= Directive =
Quote the lines from the one containing "svg-text:6,0: 6,0 — [17, 106, 34, 120]" through the one containing "svg-text:26: 26 — [660, 252, 677, 269]", both included, without any changes.

Spatial layout entries
* * *
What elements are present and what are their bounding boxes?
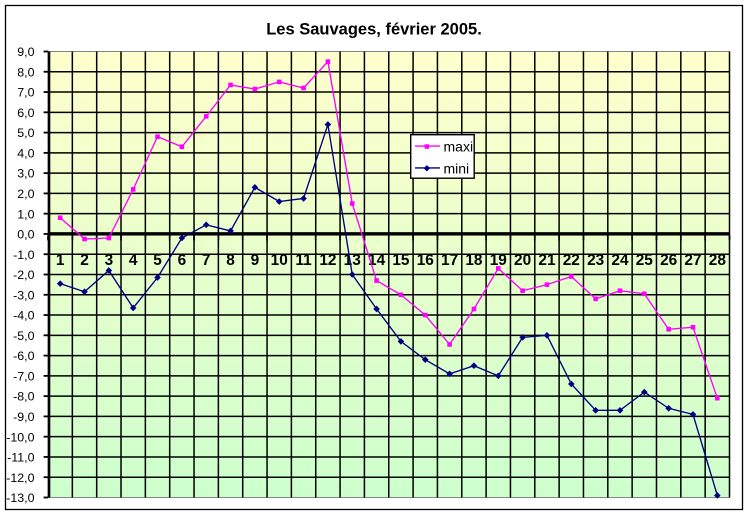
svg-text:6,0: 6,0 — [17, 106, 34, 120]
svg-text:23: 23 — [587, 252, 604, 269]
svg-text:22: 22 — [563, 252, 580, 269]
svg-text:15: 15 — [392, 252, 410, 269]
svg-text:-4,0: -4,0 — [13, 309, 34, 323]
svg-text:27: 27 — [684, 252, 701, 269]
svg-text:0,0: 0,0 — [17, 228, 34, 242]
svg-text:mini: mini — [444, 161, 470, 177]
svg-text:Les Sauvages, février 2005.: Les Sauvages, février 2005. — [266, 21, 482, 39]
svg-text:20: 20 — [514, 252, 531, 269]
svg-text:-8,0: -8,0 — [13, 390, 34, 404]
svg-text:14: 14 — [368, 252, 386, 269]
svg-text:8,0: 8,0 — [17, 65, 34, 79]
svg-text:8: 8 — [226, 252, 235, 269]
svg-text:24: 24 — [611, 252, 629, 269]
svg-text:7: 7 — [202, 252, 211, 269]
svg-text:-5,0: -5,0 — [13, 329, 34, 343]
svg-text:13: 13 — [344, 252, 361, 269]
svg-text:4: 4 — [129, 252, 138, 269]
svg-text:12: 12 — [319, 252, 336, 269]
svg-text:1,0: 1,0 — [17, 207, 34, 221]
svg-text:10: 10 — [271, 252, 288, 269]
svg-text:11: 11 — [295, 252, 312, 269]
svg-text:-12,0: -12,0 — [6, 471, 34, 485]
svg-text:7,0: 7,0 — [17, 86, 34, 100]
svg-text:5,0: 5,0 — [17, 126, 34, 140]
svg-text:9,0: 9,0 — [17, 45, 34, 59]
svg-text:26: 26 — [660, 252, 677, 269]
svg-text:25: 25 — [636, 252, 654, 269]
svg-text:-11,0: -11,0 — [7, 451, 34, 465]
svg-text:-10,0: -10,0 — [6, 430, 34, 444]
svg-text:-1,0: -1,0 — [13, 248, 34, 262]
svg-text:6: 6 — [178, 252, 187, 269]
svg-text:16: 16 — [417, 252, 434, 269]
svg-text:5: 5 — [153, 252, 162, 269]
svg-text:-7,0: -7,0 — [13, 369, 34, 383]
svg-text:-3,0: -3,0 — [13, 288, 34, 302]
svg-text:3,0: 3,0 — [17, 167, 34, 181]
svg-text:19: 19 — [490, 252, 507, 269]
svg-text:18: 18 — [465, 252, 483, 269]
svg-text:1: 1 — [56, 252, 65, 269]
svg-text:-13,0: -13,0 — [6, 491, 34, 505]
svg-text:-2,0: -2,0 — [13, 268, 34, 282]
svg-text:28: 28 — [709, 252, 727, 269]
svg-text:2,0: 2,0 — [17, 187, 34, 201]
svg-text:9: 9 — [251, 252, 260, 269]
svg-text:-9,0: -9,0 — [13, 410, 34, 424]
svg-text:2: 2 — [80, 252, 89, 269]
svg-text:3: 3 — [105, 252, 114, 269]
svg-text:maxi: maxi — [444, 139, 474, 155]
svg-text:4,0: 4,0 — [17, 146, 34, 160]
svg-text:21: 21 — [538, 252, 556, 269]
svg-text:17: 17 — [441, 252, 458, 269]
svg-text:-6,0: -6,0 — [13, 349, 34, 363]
* * *
= Correct output =
svg-text:6,0: 6,0 — [17, 106, 34, 120]
svg-text:23: 23 — [587, 252, 604, 269]
svg-text:22: 22 — [563, 252, 580, 269]
svg-text:15: 15 — [392, 252, 410, 269]
svg-text:-4,0: -4,0 — [13, 309, 34, 323]
svg-text:27: 27 — [684, 252, 701, 269]
svg-text:0,0: 0,0 — [17, 228, 34, 242]
svg-text:mini: mini — [444, 161, 470, 177]
svg-text:Les Sauvages, février 2005.: Les Sauvages, février 2005. — [266, 21, 482, 39]
svg-text:20: 20 — [514, 252, 531, 269]
svg-text:-8,0: -8,0 — [13, 390, 34, 404]
svg-text:14: 14 — [368, 252, 386, 269]
svg-text:8,0: 8,0 — [17, 65, 34, 79]
svg-text:8: 8 — [226, 252, 235, 269]
svg-text:24: 24 — [611, 252, 629, 269]
svg-text:7: 7 — [202, 252, 211, 269]
svg-text:-5,0: -5,0 — [13, 329, 34, 343]
svg-text:13: 13 — [344, 252, 361, 269]
svg-text:4: 4 — [129, 252, 138, 269]
svg-text:12: 12 — [319, 252, 336, 269]
svg-text:1,0: 1,0 — [17, 207, 34, 221]
svg-text:10: 10 — [271, 252, 288, 269]
svg-text:11: 11 — [295, 252, 312, 269]
svg-text:-12,0: -12,0 — [6, 471, 34, 485]
svg-text:7,0: 7,0 — [17, 86, 34, 100]
svg-text:5,0: 5,0 — [17, 126, 34, 140]
svg-text:9,0: 9,0 — [17, 45, 34, 59]
svg-text:26: 26 — [660, 252, 677, 269]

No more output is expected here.